• [REQUIRED TASK]: Answer with nothing except the number of lines that contain the word "title".

• [DATA RECORDS]:
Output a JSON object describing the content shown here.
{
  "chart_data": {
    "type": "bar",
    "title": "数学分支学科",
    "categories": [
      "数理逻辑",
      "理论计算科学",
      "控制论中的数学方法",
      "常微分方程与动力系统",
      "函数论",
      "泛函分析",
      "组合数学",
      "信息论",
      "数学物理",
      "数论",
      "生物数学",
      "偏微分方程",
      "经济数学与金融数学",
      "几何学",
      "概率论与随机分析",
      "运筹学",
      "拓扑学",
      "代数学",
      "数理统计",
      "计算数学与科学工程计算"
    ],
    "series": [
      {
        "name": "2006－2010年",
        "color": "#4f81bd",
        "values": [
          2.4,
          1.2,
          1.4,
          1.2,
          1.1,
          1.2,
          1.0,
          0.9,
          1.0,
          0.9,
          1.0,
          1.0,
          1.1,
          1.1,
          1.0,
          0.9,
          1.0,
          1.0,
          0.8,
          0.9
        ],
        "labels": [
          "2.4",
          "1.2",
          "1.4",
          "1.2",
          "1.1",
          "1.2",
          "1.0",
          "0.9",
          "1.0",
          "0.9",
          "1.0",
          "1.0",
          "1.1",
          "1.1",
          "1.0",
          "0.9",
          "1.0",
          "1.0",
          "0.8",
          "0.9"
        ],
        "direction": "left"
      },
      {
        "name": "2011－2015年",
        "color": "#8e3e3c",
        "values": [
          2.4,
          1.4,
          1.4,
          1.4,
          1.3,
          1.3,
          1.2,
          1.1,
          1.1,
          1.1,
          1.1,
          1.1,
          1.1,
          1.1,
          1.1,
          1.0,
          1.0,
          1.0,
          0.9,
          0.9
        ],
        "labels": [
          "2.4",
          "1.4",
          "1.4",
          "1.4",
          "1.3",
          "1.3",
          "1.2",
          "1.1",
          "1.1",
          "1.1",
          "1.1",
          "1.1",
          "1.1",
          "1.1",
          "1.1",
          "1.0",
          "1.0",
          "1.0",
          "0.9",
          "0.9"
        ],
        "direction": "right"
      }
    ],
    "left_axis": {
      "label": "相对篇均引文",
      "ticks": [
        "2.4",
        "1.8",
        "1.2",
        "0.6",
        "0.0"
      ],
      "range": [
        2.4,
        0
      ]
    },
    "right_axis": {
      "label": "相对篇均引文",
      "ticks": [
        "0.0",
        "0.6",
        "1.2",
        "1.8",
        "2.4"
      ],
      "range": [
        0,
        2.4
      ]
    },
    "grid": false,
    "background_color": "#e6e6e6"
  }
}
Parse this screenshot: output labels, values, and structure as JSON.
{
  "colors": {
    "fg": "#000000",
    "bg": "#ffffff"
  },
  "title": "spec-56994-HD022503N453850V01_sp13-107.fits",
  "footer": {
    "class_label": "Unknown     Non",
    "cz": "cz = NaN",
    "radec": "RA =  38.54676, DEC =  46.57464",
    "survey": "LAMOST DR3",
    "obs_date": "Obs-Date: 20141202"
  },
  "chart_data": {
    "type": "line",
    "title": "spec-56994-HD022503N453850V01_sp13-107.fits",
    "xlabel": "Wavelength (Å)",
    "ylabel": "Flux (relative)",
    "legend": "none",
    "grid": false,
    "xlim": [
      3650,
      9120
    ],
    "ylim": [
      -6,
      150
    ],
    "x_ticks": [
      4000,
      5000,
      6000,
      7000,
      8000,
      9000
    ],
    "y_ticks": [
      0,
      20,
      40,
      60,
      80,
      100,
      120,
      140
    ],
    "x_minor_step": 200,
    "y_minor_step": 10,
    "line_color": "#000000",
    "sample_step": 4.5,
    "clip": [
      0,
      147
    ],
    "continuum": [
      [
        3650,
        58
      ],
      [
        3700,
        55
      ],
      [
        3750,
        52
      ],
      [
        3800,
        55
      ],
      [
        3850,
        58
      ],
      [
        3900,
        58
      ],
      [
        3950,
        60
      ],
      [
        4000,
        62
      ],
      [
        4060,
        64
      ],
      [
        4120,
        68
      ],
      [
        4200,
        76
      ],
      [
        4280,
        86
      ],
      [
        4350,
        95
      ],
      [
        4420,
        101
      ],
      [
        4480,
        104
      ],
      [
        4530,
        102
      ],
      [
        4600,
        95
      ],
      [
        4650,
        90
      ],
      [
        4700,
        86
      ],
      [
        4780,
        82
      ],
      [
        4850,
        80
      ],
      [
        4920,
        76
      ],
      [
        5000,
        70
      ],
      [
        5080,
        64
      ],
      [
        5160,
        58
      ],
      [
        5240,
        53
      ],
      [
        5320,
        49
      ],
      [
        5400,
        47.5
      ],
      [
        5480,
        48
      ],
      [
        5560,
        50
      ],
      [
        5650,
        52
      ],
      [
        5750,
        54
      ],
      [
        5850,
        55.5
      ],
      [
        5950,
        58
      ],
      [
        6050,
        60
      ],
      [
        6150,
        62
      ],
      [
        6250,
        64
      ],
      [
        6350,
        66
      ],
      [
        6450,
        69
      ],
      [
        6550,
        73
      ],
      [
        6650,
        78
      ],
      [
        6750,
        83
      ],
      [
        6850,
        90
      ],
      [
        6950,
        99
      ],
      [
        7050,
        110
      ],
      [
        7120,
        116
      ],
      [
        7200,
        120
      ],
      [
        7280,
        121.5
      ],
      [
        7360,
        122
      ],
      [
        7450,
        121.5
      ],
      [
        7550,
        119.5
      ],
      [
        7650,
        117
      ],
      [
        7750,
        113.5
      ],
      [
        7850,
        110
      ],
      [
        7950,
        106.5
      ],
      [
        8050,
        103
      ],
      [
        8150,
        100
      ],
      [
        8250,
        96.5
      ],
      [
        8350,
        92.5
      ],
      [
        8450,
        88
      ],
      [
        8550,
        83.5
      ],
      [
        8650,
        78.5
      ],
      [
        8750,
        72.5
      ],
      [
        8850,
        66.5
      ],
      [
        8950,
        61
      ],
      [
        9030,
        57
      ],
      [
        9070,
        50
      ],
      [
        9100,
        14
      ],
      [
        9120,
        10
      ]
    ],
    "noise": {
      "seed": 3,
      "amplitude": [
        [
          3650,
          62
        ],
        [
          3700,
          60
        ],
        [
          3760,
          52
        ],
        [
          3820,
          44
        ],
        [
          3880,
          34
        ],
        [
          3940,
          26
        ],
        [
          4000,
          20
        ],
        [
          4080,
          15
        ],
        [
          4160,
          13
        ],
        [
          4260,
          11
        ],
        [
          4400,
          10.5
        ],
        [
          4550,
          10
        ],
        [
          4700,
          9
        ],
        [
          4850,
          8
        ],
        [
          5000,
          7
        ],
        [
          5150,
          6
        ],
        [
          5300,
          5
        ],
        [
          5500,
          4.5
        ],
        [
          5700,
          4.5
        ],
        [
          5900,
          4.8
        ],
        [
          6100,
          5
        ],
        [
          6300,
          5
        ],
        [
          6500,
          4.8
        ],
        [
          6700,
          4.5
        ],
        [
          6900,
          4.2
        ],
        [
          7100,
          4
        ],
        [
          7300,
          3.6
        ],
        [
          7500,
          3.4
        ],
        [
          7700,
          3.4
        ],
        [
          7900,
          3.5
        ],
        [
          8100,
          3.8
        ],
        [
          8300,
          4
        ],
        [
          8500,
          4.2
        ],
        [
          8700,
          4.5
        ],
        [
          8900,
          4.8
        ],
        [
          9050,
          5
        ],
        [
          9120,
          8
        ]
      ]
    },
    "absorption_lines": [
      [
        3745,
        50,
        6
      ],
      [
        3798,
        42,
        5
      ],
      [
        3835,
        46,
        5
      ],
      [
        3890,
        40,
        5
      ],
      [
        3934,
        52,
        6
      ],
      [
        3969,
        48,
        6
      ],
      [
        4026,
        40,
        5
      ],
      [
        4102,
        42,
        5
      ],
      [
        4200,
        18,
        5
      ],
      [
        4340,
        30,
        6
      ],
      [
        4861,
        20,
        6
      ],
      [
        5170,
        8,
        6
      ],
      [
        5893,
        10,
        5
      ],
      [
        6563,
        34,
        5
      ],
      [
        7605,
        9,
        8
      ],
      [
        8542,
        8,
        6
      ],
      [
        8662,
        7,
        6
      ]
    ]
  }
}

• [RESULT]: 3